(Chart and figure data)
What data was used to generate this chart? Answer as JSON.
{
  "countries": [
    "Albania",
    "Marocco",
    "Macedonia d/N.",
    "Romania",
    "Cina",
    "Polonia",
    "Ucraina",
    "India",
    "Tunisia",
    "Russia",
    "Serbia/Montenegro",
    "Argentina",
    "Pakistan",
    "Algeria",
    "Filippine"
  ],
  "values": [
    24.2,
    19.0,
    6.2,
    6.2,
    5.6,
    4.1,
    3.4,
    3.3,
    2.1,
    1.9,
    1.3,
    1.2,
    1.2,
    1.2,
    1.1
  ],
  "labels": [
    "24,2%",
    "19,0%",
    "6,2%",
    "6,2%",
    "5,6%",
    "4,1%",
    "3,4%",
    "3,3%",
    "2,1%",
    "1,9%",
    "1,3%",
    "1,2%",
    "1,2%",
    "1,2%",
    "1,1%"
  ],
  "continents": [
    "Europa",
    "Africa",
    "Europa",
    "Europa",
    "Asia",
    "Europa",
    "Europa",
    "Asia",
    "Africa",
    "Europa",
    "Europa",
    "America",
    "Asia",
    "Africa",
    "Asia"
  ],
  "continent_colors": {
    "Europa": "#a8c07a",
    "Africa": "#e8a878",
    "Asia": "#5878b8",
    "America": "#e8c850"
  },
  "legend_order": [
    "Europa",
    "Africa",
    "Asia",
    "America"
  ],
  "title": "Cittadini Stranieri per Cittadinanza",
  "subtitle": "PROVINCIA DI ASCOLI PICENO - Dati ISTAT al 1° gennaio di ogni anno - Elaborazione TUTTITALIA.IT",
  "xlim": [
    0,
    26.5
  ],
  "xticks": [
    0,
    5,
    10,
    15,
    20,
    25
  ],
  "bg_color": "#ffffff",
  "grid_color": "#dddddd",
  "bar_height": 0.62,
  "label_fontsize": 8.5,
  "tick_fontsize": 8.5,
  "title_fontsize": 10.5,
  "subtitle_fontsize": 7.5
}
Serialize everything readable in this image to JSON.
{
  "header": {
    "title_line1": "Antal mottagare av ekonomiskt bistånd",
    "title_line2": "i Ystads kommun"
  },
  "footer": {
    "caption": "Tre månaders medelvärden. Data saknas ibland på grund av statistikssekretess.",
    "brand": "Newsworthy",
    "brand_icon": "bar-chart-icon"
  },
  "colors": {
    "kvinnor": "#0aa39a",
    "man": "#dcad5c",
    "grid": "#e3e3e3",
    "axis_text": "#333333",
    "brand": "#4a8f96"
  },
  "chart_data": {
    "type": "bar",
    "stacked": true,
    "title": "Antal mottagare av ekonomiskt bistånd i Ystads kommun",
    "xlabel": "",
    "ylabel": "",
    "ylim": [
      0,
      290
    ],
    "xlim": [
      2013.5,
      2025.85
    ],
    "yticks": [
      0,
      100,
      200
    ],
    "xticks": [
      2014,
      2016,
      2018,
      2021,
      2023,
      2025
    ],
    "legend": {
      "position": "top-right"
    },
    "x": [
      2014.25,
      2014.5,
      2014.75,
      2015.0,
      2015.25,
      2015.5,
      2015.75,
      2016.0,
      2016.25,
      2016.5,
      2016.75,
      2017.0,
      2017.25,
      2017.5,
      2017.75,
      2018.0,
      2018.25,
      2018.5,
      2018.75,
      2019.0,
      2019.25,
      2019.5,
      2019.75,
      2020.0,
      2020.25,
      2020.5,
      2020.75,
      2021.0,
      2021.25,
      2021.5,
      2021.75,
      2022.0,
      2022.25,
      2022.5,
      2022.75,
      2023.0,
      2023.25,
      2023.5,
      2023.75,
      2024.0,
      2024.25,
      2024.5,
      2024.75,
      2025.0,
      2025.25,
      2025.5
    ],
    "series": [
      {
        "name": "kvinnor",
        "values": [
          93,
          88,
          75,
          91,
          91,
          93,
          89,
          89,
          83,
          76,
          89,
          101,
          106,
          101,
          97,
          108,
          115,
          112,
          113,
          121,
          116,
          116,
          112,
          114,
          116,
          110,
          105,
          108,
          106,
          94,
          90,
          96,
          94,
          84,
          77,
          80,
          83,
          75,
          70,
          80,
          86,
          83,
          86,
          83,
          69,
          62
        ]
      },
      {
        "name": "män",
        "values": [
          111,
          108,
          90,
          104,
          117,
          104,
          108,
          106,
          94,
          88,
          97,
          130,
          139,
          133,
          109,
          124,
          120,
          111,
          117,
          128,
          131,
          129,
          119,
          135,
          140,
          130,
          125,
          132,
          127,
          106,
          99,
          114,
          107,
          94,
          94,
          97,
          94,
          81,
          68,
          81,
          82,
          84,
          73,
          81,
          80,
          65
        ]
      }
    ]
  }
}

| What the exercise asks |
Write out the data again, exactly and in full.

| Exercise solution |
What data was used to generate this chart? Answer as JSON.
{
  "countries": [
    "Albania",
    "Marocco",
    "Macedonia d/N.",
    "Romania",
    "Cina",
    "Polonia",
    "Ucraina",
    "India",
    "Tunisia",
    "Russia",
    "Serbia/Montenegro",
    "Argentina",
    "Pakistan",
    "Algeria",
    "Filippine"
  ],
  "values": [
    24.2,
    19.0,
    6.2,
    6.2,
    5.6,
    4.1,
    3.4,
    3.3,
    2.1,
    1.9,
    1.3,
    1.2,
    1.2,
    1.2,
    1.1
  ],
  "labels": [
    "24,2%",
    "19,0%",
    "6,2%",
    "6,2%",
    "5,6%",
    "4,1%",
    "3,4%",
    "3,3%",
    "2,1%",
    "1,9%",
    "1,3%",
    "1,2%",
    "1,2%",
    "1,2%",
    "1,1%"
  ],
  "continents": [
    "Europa",
    "Africa",
    "Europa",
    "Europa",
    "Asia",
    "Europa",
    "Europa",
    "Asia",
    "Africa",
    "Europa",
    "Europa",
    "America",
    "Asia",
    "Africa",
    "Asia"
  ],
  "continent_colors": {
    "Europa": "#a8c07a",
    "Africa": "#e8a878",
    "Asia": "#5878b8",
    "America": "#e8c850"
  },
  "legend_order": [
    "Europa",
    "Africa",
    "Asia",
    "America"
  ],
  "title": "Cittadini Stranieri per Cittadinanza",
  "subtitle": "PROVINCIA DI ASCOLI PICENO - Dati ISTAT al 1° gennaio di ogni anno - Elaborazione TUTTITALIA.IT",
  "xlim": [
    0,
    26.5
  ],
  "xticks": [
    0,
    5,
    10,
    15,
    20,
    25
  ],
  "bg_color": "#ffffff",
  "grid_color": "#dddddd",
  "bar_height": 0.62,
  "label_fontsize": 8.5,
  "tick_fontsize": 8.5,
  "title_fontsize": 10.5,
  "subtitle_fontsize": 7.5
}
Serialize everything readable in this image to JSON.
{
  "header": {
    "title_line1": "Antal mottagare av ekonomiskt bistånd",
    "title_line2": "i Ystads kommun"
  },
  "footer": {
    "caption": "Tre månaders medelvärden. Data saknas ibland på grund av statistikssekretess.",
    "brand": "Newsworthy",
    "brand_icon": "bar-chart-icon"
  },
  "colors": {
    "kvinnor": "#0aa39a",
    "man": "#dcad5c",
    "grid": "#e3e3e3",
    "axis_text": "#333333",
    "brand": "#4a8f96"
  },
  "chart_data": {
    "type": "bar",
    "stacked": true,
    "title": "Antal mottagare av ekonomiskt bistånd i Ystads kommun",
    "xlabel": "",
    "ylabel": "",
    "ylim": [
      0,
      290
    ],
    "xlim": [
      2013.5,
      2025.85
    ],
    "yticks": [
      0,
      100,
      200
    ],
    "xticks": [
      2014,
      2016,
      2018,
      2021,
      2023,
      2025
    ],
    "legend": {
      "position": "top-right"
    },
    "x": [
      2014.25,
      2014.5,
      2014.75,
      2015.0,
      2015.25,
      2015.5,
      2015.75,
      2016.0,
      2016.25,
      2016.5,
      2016.75,
      2017.0,
      2017.25,
      2017.5,
      2017.75,
      2018.0,
      2018.25,
      2018.5,
      2018.75,
      2019.0,
      2019.25,
      2019.5,
      2019.75,
      2020.0,
      2020.25,
      2020.5,
      2020.75,
      2021.0,
      2021.25,
      2021.5,
      2021.75,
      2022.0,
      2022.25,
      2022.5,
      2022.75,
      2023.0,
      2023.25,
      2023.5,
      2023.75,
      2024.0,
      2024.25,
      2024.5,
      2024.75,
      2025.0,
      2025.25,
      2025.5
    ],
    "series": [
      {
        "name": "kvinnor",
        "values": [
          93,
          88,
          75,
          91,
          91,
          93,
          89,
          89,
          83,
          76,
          89,
          101,
          106,
          101,
          97,
          108,
          115,
          112,
          113,
          121,
          116,
          116,
          112,
          114,
          116,
          110,
          105,
          108,
          106,
          94,
          90,
          96,
          94,
          84,
          77,
          80,
          83,
          75,
          70,
          80,
          86,
          83,
          86,
          83,
          69,
          62
        ]
      },
      {
        "name": "män",
        "values": [
          111,
          108,
          90,
          104,
          117,
          104,
          108,
          106,
          94,
          88,
          97,
          130,
          139,
          133,
          109,
          124,
          120,
          111,
          117,
          128,
          131,
          129,
          119,
          135,
          140,
          130,
          125,
          132,
          127,
          106,
          99,
          114,
          107,
          94,
          94,
          97,
          94,
          81,
          68,
          81,
          82,
          84,
          73,
          81,
          80,
          65
        ]
      }
    ]
  }
}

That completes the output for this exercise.